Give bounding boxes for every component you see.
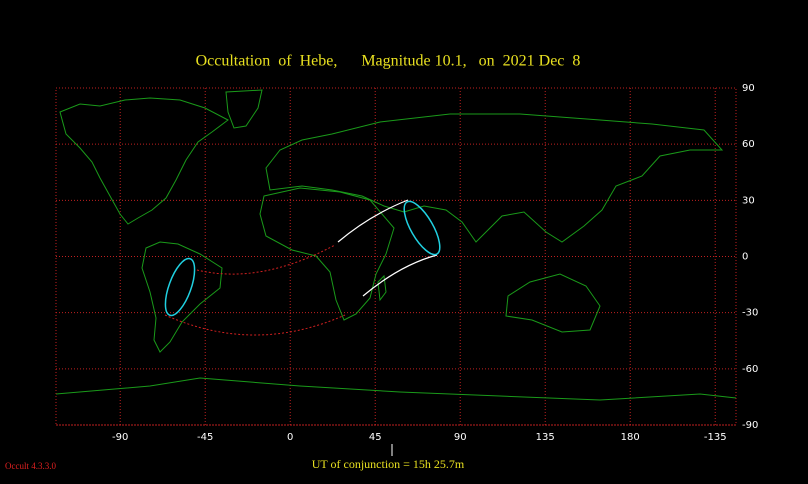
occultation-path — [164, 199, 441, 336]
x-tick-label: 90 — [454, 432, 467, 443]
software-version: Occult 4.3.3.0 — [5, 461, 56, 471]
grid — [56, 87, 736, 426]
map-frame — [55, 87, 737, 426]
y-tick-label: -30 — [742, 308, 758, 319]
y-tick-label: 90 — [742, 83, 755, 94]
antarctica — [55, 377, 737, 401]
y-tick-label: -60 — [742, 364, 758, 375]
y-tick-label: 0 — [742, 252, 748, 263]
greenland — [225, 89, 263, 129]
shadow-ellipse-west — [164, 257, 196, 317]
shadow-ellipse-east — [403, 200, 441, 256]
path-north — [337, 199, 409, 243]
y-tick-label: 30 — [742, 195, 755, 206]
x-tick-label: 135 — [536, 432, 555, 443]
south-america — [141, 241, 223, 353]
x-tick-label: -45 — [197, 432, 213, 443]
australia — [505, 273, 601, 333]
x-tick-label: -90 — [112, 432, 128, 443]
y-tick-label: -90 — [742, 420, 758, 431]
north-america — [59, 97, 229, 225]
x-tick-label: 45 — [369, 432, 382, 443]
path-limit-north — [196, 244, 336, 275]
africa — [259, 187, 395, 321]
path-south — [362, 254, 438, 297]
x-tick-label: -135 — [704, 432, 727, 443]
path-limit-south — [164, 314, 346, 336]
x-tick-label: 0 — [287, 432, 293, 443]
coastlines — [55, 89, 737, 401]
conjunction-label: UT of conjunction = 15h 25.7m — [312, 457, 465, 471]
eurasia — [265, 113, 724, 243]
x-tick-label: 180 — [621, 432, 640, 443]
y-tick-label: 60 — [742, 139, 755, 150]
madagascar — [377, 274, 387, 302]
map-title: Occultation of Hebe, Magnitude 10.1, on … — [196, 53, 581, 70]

○ ○ ○

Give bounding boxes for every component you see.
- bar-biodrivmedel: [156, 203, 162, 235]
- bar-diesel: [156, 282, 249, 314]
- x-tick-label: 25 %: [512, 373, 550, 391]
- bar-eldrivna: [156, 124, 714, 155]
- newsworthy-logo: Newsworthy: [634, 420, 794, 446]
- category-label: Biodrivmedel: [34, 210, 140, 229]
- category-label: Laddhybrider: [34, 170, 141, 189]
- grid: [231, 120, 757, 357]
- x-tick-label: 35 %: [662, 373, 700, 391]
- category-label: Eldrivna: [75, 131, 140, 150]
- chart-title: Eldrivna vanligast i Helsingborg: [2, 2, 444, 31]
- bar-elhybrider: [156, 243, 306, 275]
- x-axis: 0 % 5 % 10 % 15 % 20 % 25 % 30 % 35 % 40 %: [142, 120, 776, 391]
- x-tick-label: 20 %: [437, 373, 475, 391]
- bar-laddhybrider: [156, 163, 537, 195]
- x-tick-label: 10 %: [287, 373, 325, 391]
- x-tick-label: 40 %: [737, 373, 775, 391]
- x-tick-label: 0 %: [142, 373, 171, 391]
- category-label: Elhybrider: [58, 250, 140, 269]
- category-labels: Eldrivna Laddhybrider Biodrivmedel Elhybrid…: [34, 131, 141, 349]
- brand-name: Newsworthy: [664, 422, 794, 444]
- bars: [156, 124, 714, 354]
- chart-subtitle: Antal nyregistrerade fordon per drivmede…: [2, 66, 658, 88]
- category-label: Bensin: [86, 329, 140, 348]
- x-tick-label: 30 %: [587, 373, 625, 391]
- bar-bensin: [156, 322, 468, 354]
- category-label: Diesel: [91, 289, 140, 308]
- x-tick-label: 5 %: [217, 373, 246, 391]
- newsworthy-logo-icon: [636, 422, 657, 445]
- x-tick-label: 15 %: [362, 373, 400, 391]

○ ○ ○

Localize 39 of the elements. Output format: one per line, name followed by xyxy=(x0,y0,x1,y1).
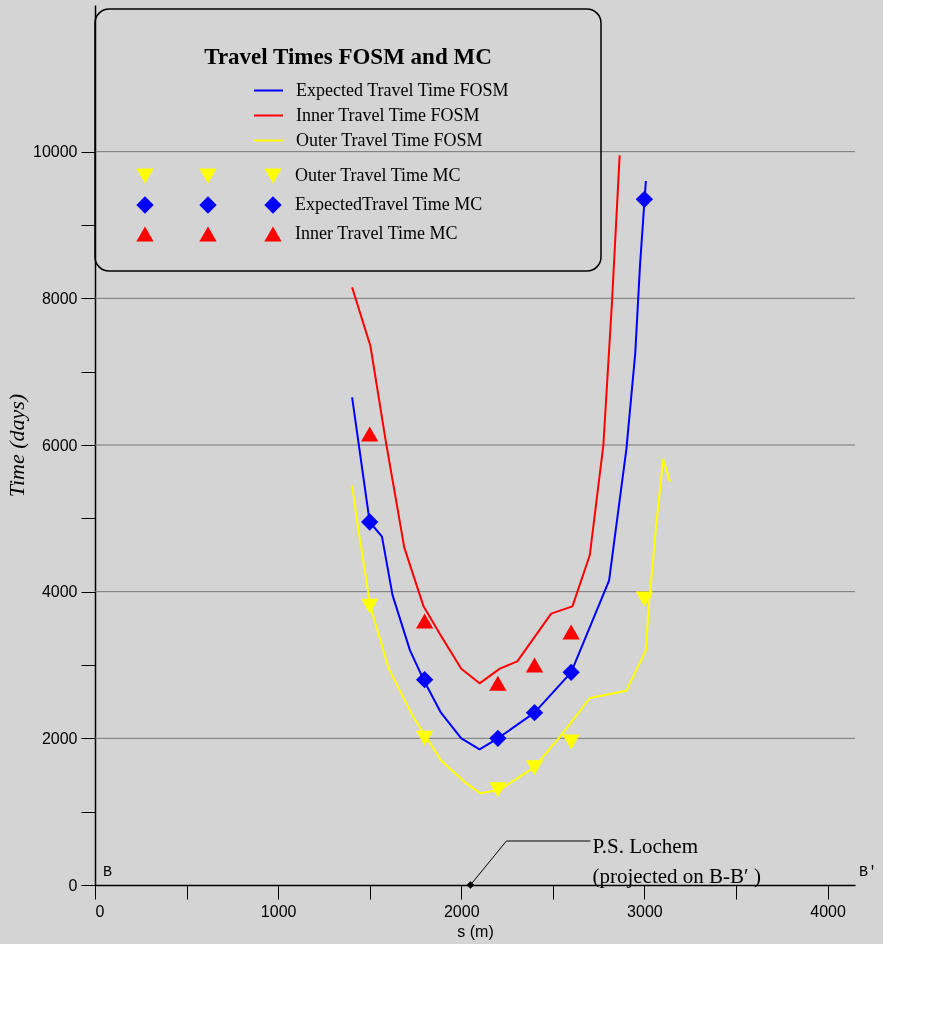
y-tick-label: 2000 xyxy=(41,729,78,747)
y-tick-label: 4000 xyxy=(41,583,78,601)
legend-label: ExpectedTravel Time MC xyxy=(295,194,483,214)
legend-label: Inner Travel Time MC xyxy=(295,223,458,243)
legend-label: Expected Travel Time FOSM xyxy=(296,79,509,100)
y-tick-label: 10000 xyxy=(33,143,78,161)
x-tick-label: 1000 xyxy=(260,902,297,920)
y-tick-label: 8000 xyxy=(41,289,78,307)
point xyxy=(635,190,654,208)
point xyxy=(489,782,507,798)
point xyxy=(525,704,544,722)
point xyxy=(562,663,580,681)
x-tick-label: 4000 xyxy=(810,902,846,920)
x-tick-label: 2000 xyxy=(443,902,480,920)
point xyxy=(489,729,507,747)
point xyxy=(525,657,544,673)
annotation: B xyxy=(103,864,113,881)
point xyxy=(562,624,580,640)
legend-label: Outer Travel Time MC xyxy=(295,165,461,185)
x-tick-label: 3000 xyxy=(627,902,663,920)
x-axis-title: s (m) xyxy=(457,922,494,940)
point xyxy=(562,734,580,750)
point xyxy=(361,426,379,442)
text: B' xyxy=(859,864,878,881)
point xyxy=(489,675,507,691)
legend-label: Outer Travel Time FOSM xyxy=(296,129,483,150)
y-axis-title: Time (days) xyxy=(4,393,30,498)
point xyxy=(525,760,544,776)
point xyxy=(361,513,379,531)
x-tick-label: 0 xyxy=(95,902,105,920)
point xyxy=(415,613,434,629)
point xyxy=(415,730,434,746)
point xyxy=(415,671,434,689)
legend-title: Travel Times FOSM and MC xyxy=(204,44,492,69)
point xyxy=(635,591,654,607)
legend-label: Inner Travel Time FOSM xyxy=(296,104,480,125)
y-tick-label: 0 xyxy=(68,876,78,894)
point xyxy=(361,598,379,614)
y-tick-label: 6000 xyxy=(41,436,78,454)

○ ○ ○

Copy out unchanged the stretch of records that opens with the line containing "y-tick-label: 2000 xyxy=(41,729,78,747)" and closes with the line containing "point xyxy=(525,760,544,776)", counting both of those lines.

y-tick-label: 2000 xyxy=(41,729,78,747)
y-tick-label: 4000 xyxy=(41,583,78,601)
legend-label: ExpectedTravel Time MC xyxy=(295,194,483,214)
legend-label: Inner Travel Time MC xyxy=(295,223,458,243)
legend-label: Expected Travel Time FOSM xyxy=(296,79,509,100)
y-tick-label: 10000 xyxy=(33,143,78,161)
x-tick-label: 1000 xyxy=(260,902,297,920)
y-tick-label: 8000 xyxy=(41,289,78,307)
point xyxy=(635,190,654,208)
point xyxy=(489,782,507,798)
point xyxy=(525,704,544,722)
point xyxy=(562,663,580,681)
x-tick-label: 4000 xyxy=(810,902,846,920)
x-tick-label: 2000 xyxy=(443,902,480,920)
point xyxy=(489,729,507,747)
point xyxy=(525,657,544,673)
annotation: B xyxy=(103,864,113,881)
point xyxy=(562,624,580,640)
legend-label: Outer Travel Time MC xyxy=(295,165,461,185)
x-tick-label: 3000 xyxy=(627,902,663,920)
x-axis-title: s (m) xyxy=(457,922,494,940)
point xyxy=(562,734,580,750)
point xyxy=(361,426,379,442)
text: B' xyxy=(859,864,878,881)
point xyxy=(489,675,507,691)
legend-label: Outer Travel Time FOSM xyxy=(296,129,483,150)
y-axis-title: Time (days) xyxy=(4,393,30,498)
point xyxy=(525,760,544,776)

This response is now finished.